#### WORK TO COMPLETE
Review the material and extract every line in which the word "charakteristiky" occurs.

#### Dataset rows about figures
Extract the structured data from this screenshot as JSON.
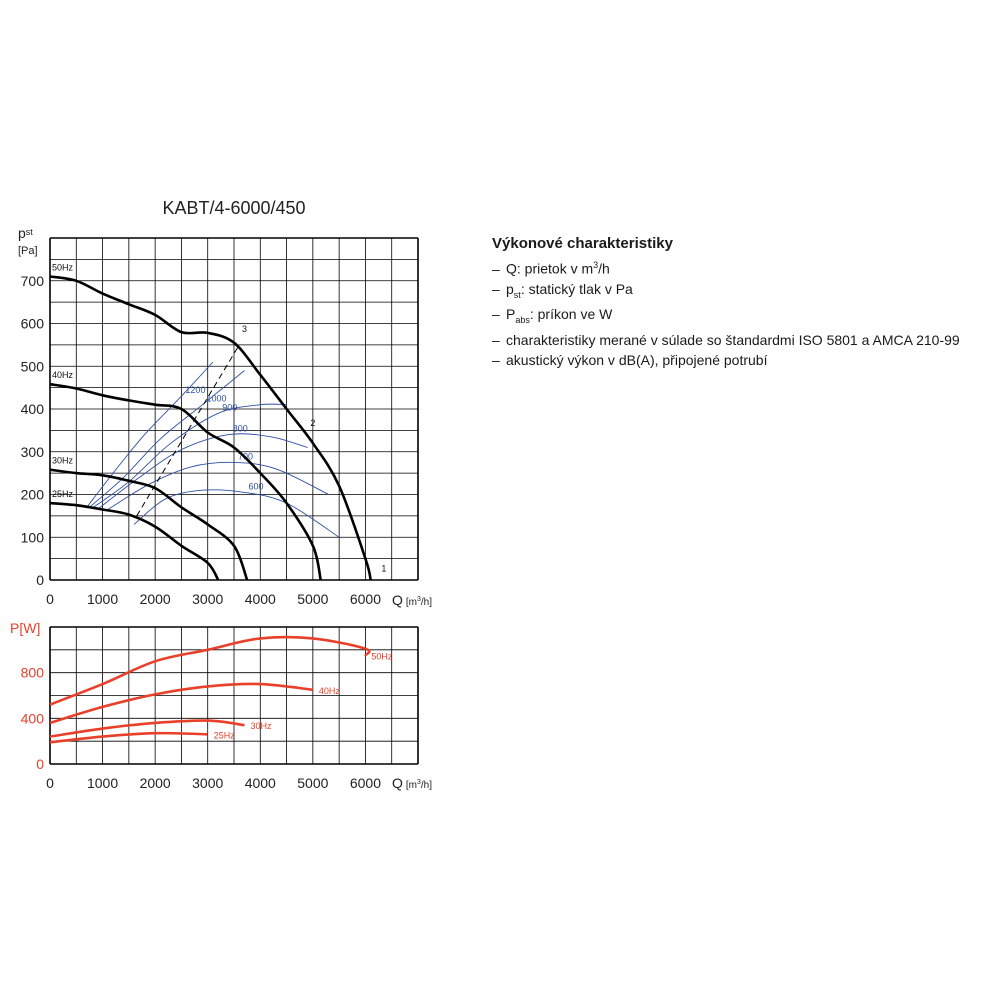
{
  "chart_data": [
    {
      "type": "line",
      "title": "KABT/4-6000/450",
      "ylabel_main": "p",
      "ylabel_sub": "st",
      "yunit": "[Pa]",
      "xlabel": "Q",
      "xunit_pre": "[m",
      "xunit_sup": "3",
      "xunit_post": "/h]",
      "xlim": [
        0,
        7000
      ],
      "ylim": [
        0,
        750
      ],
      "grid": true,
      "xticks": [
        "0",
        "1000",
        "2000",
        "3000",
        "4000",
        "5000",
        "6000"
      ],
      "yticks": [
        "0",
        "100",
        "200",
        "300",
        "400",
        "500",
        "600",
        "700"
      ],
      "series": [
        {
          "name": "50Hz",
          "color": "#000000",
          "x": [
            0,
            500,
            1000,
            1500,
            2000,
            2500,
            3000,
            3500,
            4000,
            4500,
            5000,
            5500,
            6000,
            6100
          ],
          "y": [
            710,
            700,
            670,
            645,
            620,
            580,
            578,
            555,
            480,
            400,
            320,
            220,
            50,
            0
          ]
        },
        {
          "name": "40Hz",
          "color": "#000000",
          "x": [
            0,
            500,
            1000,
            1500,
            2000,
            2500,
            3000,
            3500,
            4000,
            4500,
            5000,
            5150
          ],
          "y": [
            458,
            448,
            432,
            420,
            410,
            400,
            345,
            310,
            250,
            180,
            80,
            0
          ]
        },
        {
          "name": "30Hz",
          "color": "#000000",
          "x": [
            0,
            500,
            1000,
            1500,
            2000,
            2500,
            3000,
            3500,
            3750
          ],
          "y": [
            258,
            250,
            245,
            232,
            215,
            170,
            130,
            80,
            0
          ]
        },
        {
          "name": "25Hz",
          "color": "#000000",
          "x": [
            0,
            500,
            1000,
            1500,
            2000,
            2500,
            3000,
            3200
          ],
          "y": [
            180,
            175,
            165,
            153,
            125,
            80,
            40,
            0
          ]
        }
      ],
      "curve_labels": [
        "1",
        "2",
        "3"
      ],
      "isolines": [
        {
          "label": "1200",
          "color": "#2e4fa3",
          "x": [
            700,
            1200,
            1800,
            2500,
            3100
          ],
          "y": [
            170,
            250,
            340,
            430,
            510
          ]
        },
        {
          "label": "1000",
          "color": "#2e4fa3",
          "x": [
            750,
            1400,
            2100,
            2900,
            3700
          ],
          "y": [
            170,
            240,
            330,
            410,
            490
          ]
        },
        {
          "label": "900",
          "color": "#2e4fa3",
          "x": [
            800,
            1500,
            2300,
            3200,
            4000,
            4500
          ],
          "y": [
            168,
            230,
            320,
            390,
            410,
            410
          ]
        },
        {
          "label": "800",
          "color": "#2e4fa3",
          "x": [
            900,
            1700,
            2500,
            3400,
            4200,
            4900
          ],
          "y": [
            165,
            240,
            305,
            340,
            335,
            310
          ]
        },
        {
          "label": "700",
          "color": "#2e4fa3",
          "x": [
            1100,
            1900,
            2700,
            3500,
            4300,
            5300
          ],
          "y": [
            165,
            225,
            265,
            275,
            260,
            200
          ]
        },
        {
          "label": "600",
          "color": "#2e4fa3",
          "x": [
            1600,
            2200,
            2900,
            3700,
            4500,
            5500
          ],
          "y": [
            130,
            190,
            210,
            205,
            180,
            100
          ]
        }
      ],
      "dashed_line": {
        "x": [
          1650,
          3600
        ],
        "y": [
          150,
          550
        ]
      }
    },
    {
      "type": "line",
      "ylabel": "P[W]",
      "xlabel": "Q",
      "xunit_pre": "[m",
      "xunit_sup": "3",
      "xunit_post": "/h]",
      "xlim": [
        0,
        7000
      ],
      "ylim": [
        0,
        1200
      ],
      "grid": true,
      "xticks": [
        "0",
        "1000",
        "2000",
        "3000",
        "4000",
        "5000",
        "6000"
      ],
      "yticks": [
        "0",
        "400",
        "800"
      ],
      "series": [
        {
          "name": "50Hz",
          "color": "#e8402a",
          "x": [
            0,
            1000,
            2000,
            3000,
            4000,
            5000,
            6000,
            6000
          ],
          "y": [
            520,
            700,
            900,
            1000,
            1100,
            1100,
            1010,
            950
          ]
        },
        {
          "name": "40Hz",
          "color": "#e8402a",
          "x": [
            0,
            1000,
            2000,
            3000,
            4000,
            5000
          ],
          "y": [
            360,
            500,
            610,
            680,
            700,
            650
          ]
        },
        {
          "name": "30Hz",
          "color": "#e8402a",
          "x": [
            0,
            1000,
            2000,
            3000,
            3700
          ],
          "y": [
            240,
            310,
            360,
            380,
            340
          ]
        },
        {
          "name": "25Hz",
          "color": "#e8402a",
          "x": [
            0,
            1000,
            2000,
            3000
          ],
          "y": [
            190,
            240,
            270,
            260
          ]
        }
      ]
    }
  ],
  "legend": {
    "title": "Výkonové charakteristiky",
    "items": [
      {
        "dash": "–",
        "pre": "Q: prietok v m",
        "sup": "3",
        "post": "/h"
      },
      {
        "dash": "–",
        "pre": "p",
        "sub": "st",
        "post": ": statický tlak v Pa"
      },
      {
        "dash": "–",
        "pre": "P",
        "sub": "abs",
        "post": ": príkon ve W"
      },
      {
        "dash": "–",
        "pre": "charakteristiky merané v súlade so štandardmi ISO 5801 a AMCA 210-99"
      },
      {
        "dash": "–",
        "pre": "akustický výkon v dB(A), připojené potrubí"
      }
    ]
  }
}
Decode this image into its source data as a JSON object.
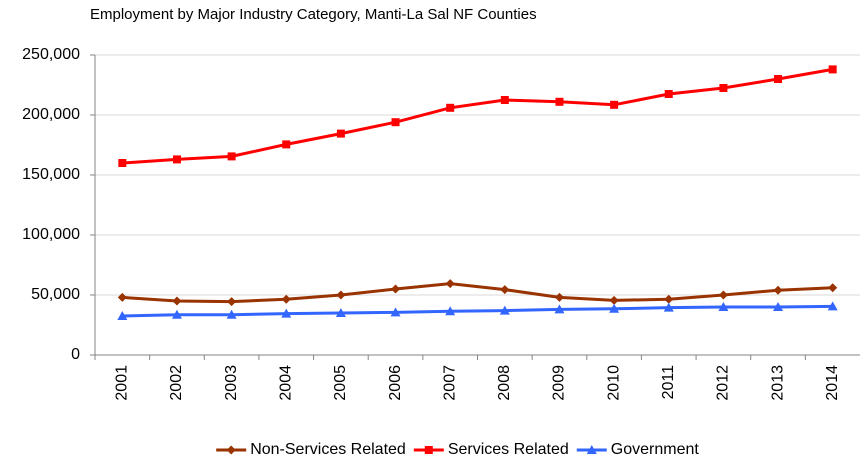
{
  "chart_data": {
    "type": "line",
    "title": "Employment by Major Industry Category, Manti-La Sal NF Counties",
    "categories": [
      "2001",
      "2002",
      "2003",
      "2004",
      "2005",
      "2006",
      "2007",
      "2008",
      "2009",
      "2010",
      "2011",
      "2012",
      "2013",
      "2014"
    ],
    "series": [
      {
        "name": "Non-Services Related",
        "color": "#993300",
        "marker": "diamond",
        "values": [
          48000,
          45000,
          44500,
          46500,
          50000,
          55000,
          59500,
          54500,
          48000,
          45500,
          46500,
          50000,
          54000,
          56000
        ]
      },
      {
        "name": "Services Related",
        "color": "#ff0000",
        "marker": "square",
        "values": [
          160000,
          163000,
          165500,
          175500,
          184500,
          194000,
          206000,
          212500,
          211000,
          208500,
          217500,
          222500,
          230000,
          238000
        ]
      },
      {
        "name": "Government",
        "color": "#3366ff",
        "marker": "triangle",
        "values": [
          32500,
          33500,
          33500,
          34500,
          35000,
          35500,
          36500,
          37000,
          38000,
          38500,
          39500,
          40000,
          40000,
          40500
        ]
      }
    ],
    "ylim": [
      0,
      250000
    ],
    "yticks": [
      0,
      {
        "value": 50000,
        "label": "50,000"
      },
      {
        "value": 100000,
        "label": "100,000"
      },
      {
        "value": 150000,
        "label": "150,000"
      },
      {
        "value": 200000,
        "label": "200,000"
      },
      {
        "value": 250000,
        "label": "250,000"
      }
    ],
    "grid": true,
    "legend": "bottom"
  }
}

#### SOLUTION TO THE PROBLEM
    "title": "Výkonové charakteristiky",
        "pre": "charakteristiky merané v súlade so štandardmi ISO 5801 a AMCA 210-99"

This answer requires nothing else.